Could you print all the entries exactly?

--- Start Supplied records ---

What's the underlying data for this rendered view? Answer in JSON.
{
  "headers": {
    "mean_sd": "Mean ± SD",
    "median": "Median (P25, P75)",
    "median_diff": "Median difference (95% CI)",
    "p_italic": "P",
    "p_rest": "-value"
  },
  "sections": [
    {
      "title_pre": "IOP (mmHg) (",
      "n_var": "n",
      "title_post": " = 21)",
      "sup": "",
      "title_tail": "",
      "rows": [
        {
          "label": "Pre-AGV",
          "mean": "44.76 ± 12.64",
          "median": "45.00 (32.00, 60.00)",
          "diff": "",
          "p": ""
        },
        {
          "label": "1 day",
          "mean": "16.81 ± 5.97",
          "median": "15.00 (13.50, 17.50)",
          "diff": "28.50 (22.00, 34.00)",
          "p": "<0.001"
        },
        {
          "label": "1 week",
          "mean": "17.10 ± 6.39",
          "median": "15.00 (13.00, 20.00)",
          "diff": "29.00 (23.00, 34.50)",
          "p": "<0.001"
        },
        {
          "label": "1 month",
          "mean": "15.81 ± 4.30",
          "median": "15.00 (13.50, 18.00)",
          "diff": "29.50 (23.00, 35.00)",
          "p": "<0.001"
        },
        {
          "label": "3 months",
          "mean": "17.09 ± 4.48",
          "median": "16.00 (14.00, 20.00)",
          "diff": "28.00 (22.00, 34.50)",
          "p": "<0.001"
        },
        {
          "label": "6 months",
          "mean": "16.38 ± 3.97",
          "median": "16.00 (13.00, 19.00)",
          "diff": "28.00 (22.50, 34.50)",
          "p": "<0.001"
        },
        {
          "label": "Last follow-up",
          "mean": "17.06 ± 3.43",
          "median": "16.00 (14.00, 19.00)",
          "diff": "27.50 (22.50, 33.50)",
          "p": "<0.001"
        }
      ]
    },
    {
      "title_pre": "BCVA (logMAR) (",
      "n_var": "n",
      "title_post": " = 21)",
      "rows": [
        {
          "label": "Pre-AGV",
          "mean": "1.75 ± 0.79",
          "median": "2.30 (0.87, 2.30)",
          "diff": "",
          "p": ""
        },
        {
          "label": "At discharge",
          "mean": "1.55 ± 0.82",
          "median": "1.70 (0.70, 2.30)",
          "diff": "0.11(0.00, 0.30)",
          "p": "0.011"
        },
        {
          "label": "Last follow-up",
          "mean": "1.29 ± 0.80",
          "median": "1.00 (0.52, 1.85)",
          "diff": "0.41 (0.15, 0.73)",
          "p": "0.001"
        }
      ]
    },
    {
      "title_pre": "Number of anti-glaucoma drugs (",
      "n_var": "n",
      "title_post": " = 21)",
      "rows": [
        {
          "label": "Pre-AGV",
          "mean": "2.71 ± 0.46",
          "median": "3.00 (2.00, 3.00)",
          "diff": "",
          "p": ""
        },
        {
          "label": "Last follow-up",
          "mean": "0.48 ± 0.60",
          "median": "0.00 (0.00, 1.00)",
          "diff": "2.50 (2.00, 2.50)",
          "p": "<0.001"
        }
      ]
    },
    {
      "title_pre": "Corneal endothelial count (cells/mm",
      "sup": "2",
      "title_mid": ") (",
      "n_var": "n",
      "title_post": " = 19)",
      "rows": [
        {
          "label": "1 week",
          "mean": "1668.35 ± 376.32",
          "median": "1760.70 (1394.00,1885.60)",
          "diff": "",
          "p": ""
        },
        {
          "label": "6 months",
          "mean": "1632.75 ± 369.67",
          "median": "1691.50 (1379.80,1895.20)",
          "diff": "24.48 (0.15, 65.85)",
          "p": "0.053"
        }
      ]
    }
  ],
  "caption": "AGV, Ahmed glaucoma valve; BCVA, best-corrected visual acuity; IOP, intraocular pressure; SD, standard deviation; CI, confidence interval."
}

--- End Supplied records ---

• **Finished task**:
What's the underlying data for this rendered view? Answer in JSON.
{
  "headers": {
    "mean_sd": "Mean ± SD",
    "median": "Median (P25, P75)",
    "median_diff": "Median difference (95% CI)",
    "p_italic": "P",
    "p_rest": "-value"
  },
  "sections": [
    {
      "title_pre": "IOP (mmHg) (",
      "n_var": "n",
      "title_post": " = 21)",
      "sup": "",
      "title_tail": "",
      "rows": [
        {
          "label": "Pre-AGV",
          "mean": "44.76 ± 12.64",
          "median": "45.00 (32.00, 60.00)",
          "diff": "",
          "p": ""
        },
        {
          "label": "1 day",
          "mean": "16.81 ± 5.97",
          "median": "15.00 (13.50, 17.50)",
          "diff": "28.50 (22.00, 34.00)",
          "p": "<0.001"
        },
        {
          "label": "1 week",
          "mean": "17.10 ± 6.39",
          "median": "15.00 (13.00, 20.00)",
          "diff": "29.00 (23.00, 34.50)",
          "p": "<0.001"
        },
        {
          "label": "1 month",
          "mean": "15.81 ± 4.30",
          "median": "15.00 (13.50, 18.00)",
          "diff": "29.50 (23.00, 35.00)",
          "p": "<0.001"
        },
        {
          "label": "3 months",
          "mean": "17.09 ± 4.48",
          "median": "16.00 (14.00, 20.00)",
          "diff": "28.00 (22.00, 34.50)",
          "p": "<0.001"
        },
        {
          "label": "6 months",
          "mean": "16.38 ± 3.97",
          "median": "16.00 (13.00, 19.00)",
          "diff": "28.00 (22.50, 34.50)",
          "p": "<0.001"
        },
        {
          "label": "Last follow-up",
          "mean": "17.06 ± 3.43",
          "median": "16.00 (14.00, 19.00)",
          "diff": "27.50 (22.50, 33.50)",
          "p": "<0.001"
        }
      ]
    },
    {
      "title_pre": "BCVA (logMAR) (",
      "n_var": "n",
      "title_post": " = 21)",
      "rows": [
        {
          "label": "Pre-AGV",
          "mean": "1.75 ± 0.79",
          "median": "2.30 (0.87, 2.30)",
          "diff": "",
          "p": ""
        },
        {
          "label": "At discharge",
          "mean": "1.55 ± 0.82",
          "median": "1.70 (0.70, 2.30)",
          "diff": "0.11(0.00, 0.30)",
          "p": "0.011"
        },
        {
          "label": "Last follow-up",
          "mean": "1.29 ± 0.80",
          "median": "1.00 (0.52, 1.85)",
          "diff": "0.41 (0.15, 0.73)",
          "p": "0.001"
        }
      ]
    },
    {
      "title_pre": "Number of anti-glaucoma drugs (",
      "n_var": "n",
      "title_post": " = 21)",
      "rows": [
        {
          "label": "Pre-AGV",
          "mean": "2.71 ± 0.46",
          "median": "3.00 (2.00, 3.00)",
          "diff": "",
          "p": ""
        },
        {
          "label": "Last follow-up",
          "mean": "0.48 ± 0.60",
          "median": "0.00 (0.00, 1.00)",
          "diff": "2.50 (2.00, 2.50)",
          "p": "<0.001"
        }
      ]
    },
    {
      "title_pre": "Corneal endothelial count (cells/mm",
      "sup": "2",
      "title_mid": ") (",
      "n_var": "n",
      "title_post": " = 19)",
      "rows": [
        {
          "label": "1 week",
          "mean": "1668.35 ± 376.32",
          "median": "1760.70 (1394.00,1885.60)",
          "diff": "",
          "p": ""
        },
        {
          "label": "6 months",
          "mean": "1632.75 ± 369.67",
          "median": "1691.50 (1379.80,1895.20)",
          "diff": "24.48 (0.15, 65.85)",
          "p": "0.053"
        }
      ]
    }
  ],
  "caption": "AGV, Ahmed glaucoma valve; BCVA, best-corrected visual acuity; IOP, intraocular pressure; SD, standard deviation; CI, confidence interval."
}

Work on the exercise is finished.